[Layout annotation records]
--*--

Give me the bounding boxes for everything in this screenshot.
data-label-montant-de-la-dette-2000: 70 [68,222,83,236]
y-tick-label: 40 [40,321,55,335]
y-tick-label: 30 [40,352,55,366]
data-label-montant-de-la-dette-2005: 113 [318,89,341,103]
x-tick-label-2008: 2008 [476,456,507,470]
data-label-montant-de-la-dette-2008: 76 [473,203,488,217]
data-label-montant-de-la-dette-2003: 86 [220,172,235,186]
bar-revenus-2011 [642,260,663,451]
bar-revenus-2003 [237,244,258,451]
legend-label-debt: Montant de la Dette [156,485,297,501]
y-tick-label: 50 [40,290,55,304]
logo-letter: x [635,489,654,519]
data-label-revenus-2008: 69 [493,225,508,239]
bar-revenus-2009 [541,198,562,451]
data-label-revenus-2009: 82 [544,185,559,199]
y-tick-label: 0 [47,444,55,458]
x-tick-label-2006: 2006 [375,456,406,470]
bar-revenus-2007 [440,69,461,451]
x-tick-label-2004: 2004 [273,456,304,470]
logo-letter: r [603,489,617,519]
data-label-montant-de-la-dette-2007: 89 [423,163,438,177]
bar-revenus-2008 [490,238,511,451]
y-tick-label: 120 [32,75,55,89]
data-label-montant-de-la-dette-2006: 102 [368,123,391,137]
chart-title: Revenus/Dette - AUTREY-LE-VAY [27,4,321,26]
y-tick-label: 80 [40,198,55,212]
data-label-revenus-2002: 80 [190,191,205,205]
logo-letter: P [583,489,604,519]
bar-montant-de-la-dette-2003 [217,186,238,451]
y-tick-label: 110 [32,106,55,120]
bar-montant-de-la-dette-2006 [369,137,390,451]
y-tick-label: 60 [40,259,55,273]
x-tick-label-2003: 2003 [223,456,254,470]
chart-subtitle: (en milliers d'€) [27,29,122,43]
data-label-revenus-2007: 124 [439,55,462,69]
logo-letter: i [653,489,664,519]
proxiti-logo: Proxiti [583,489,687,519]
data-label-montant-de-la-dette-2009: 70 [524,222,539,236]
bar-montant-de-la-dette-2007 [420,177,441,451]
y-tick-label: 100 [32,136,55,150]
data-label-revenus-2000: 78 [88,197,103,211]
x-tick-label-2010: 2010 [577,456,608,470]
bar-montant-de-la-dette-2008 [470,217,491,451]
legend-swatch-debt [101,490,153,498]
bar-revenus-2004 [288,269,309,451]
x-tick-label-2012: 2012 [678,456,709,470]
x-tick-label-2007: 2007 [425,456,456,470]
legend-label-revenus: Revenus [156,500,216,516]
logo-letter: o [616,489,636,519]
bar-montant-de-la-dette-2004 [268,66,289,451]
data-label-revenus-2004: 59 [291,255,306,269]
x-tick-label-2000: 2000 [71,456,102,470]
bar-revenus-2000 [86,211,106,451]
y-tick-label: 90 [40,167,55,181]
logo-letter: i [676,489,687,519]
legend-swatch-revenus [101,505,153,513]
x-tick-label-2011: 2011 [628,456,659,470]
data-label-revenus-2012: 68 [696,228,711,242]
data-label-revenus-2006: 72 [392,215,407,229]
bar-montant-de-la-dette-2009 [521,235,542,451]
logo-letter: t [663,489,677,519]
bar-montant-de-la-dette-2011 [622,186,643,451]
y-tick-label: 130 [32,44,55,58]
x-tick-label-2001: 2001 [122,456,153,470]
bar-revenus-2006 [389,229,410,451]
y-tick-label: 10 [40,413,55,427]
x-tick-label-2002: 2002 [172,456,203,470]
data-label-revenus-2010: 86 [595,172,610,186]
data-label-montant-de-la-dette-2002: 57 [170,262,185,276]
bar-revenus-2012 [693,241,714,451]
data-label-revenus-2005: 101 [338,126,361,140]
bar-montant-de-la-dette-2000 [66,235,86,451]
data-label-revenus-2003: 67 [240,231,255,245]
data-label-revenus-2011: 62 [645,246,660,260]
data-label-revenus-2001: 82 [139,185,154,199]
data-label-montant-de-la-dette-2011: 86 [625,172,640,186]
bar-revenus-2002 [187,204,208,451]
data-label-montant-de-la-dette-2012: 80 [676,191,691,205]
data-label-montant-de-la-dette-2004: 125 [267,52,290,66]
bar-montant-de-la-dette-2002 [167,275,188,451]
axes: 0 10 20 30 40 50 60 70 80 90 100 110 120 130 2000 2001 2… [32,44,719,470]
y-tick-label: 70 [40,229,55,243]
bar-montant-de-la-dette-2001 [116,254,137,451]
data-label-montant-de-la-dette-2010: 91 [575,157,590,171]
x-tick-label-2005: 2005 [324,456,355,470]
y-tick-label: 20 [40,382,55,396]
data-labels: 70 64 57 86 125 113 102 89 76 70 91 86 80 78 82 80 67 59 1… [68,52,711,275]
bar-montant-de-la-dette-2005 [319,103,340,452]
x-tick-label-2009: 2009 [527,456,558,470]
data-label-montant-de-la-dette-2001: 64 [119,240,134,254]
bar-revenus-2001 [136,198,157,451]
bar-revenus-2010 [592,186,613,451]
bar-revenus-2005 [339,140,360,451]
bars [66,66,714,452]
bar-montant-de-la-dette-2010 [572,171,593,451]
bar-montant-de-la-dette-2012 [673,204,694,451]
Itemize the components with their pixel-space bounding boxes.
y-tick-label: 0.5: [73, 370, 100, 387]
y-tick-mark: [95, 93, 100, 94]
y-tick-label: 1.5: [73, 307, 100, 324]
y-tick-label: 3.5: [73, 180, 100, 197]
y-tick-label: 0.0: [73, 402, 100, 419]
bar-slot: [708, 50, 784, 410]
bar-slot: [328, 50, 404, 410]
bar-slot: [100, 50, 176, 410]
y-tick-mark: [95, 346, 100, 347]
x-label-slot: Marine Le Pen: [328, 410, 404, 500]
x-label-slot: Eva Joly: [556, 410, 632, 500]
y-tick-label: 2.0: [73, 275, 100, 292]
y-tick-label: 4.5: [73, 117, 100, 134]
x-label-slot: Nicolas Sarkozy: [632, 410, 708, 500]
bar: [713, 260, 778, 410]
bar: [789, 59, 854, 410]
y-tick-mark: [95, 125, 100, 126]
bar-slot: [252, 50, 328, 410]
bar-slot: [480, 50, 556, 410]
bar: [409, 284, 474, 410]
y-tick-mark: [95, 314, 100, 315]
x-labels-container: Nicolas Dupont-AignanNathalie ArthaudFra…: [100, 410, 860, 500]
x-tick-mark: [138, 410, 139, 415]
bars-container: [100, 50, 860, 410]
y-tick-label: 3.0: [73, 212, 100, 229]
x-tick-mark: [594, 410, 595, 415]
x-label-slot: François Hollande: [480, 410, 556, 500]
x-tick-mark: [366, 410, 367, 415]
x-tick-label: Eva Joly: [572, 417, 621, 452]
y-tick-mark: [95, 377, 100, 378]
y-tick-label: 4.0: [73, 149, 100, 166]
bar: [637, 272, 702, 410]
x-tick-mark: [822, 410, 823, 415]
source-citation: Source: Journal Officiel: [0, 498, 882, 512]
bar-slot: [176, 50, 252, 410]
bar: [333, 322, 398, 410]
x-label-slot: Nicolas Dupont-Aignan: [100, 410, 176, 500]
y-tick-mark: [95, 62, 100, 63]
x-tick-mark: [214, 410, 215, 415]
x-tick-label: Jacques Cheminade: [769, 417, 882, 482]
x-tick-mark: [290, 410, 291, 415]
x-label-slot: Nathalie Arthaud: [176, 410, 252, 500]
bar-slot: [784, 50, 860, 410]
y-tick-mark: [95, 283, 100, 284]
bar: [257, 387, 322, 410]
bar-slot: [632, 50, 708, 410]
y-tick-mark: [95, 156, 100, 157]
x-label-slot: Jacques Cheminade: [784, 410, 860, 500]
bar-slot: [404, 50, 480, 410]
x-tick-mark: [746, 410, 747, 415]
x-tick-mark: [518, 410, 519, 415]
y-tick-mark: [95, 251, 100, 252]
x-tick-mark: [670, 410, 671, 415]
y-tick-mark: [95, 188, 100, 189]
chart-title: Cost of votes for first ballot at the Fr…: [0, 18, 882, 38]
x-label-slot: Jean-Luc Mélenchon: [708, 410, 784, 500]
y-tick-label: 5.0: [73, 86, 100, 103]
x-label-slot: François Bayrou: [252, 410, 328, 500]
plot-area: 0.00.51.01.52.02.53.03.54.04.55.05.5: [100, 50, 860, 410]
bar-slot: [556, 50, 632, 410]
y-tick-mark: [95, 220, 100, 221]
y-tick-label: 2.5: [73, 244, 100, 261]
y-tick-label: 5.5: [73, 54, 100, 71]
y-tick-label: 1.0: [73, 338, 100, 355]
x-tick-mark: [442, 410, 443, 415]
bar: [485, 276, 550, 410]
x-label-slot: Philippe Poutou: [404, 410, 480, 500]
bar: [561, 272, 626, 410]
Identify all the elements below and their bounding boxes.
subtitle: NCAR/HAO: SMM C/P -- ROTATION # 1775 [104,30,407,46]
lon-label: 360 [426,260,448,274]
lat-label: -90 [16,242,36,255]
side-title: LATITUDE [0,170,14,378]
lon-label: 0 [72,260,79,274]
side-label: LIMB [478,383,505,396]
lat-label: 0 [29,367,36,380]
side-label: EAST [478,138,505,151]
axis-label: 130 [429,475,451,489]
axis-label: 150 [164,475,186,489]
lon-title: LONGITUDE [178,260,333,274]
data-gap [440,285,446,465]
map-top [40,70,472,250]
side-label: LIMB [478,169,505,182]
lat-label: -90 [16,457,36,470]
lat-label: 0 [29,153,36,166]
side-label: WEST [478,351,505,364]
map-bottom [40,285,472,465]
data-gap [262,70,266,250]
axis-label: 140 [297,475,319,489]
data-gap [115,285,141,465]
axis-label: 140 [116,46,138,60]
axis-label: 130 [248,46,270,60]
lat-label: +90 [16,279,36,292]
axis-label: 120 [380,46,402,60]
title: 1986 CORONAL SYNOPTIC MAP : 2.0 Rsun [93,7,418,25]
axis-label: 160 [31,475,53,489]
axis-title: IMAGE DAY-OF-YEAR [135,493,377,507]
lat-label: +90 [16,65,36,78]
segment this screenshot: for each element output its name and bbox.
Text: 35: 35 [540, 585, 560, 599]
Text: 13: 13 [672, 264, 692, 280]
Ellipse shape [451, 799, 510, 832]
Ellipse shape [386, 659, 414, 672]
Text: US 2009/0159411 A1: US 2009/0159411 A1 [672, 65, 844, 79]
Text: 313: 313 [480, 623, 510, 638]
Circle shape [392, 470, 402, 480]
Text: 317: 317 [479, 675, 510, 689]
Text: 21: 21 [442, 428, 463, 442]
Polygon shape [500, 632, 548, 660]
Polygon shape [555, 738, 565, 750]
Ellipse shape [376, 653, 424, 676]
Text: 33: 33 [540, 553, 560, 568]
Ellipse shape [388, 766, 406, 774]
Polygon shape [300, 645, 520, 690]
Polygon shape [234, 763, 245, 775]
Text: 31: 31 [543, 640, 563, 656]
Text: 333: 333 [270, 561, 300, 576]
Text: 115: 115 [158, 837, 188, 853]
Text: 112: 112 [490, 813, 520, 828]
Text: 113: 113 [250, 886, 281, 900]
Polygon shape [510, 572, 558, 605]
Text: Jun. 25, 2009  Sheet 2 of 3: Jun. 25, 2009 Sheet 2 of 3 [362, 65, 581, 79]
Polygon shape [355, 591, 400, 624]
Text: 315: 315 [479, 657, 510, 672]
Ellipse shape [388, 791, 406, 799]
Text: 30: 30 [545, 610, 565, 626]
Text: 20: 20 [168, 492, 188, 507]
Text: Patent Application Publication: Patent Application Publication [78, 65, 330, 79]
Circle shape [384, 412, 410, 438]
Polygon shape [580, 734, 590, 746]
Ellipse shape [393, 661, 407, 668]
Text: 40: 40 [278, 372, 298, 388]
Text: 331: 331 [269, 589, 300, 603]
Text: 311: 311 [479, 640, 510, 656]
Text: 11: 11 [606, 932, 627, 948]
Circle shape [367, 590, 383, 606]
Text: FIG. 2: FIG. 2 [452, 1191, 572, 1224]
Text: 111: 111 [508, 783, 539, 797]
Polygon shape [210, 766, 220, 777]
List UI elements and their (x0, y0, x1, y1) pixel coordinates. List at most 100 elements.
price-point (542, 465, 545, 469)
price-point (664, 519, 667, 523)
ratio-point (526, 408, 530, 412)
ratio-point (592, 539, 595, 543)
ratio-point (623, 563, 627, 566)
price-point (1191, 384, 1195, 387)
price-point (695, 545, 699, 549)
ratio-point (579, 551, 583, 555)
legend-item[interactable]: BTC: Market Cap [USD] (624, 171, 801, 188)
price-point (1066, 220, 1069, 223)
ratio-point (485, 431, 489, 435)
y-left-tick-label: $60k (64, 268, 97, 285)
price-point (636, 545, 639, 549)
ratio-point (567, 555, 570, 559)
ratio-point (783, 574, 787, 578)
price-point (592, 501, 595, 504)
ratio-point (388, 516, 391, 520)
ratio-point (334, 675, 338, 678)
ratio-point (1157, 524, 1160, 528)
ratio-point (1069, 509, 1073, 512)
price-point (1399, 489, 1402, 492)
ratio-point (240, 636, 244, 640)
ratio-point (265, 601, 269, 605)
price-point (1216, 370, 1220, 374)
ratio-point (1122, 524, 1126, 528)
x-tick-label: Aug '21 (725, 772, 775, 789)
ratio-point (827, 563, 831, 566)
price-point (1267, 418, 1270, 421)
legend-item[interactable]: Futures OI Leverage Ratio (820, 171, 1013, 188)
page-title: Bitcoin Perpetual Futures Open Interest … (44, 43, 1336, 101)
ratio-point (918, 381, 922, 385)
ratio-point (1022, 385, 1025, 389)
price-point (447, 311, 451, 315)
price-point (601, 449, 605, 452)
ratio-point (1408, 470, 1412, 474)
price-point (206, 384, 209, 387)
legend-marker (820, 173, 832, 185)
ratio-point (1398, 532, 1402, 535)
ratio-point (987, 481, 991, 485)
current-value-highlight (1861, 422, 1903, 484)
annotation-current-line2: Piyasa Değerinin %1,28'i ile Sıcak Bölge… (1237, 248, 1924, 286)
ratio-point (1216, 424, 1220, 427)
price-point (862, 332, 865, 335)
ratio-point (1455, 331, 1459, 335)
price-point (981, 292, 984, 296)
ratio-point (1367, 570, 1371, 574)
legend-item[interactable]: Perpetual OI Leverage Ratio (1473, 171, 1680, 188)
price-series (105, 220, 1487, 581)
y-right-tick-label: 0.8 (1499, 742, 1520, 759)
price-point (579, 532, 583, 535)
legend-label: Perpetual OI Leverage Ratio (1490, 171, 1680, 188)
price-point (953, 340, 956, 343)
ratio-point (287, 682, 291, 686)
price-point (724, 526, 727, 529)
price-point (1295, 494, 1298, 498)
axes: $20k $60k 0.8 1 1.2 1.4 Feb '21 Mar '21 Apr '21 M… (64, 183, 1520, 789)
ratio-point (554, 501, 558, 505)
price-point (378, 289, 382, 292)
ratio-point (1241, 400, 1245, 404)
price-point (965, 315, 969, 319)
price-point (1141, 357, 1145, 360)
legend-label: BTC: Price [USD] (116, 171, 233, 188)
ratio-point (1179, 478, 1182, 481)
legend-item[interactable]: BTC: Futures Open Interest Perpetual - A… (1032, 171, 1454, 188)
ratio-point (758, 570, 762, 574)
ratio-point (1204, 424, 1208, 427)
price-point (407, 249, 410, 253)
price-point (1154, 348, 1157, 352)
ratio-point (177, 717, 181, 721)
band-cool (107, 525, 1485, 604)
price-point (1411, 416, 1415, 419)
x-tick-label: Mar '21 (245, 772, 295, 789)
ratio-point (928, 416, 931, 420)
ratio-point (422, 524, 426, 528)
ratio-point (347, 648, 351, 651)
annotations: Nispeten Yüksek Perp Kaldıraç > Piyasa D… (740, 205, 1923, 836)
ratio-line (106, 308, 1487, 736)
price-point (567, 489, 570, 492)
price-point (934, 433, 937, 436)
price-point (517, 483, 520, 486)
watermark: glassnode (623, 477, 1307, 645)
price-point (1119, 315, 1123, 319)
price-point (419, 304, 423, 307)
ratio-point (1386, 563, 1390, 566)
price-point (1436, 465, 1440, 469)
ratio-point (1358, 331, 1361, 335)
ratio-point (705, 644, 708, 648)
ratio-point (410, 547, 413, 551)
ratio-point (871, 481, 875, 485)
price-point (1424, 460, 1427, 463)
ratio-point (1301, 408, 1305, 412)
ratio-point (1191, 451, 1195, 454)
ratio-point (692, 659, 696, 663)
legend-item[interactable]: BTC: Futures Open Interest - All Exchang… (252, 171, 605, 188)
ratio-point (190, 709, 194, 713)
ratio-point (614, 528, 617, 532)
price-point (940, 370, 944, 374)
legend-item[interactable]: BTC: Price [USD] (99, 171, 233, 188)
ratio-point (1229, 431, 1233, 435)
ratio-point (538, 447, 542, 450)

--*--

What is expected »
Switch "logo-letter" to "brand-letter" in the stretch from the start of the records through the line that contains "y-tick-label: 110 [32,106,55,120]", and write those lines out again with everything else left as it is.

Full answer »
Give me the bounding boxes for everything in this screenshot.
data-label-montant-de-la-dette-2000: 70 [68,222,83,236]
y-tick-label: 40 [40,321,55,335]
y-tick-label: 30 [40,352,55,366]
data-label-montant-de-la-dette-2005: 113 [318,89,341,103]
x-tick-label-2008: 2008 [476,456,507,470]
data-label-montant-de-la-dette-2008: 76 [473,203,488,217]
data-label-montant-de-la-dette-2003: 86 [220,172,235,186]
bar-revenus-2011 [642,260,663,451]
bar-revenus-2003 [237,244,258,451]
legend-label-debt: Montant de la Dette [156,485,297,501]
y-tick-label: 50 [40,290,55,304]
brand-letter: x [635,489,654,519]
data-label-revenus-2008: 69 [493,225,508,239]
bar-revenus-2009 [541,198,562,451]
data-label-revenus-2009: 82 [544,185,559,199]
y-tick-label: 0 [47,444,55,458]
x-tick-label-2006: 2006 [375,456,406,470]
bar-revenus-2007 [440,69,461,451]
x-tick-label-2004: 2004 [273,456,304,470]
brand-letter: r [603,489,617,519]
data-label-montant-de-la-dette-2007: 89 [423,163,438,177]
bar-revenus-2008 [490,238,511,451]
y-tick-label: 120 [32,75,55,89]
data-label-montant-de-la-dette-2006: 102 [368,123,391,137]
chart-title: Revenus/Dette - AUTREY-LE-VAY [27,4,321,26]
y-tick-label: 80 [40,198,55,212]
data-label-revenus-2002: 80 [190,191,205,205]
brand-letter: P [583,489,604,519]
bar-montant-de-la-dette-2003 [217,186,238,451]
y-tick-label: 110 [32,106,55,120]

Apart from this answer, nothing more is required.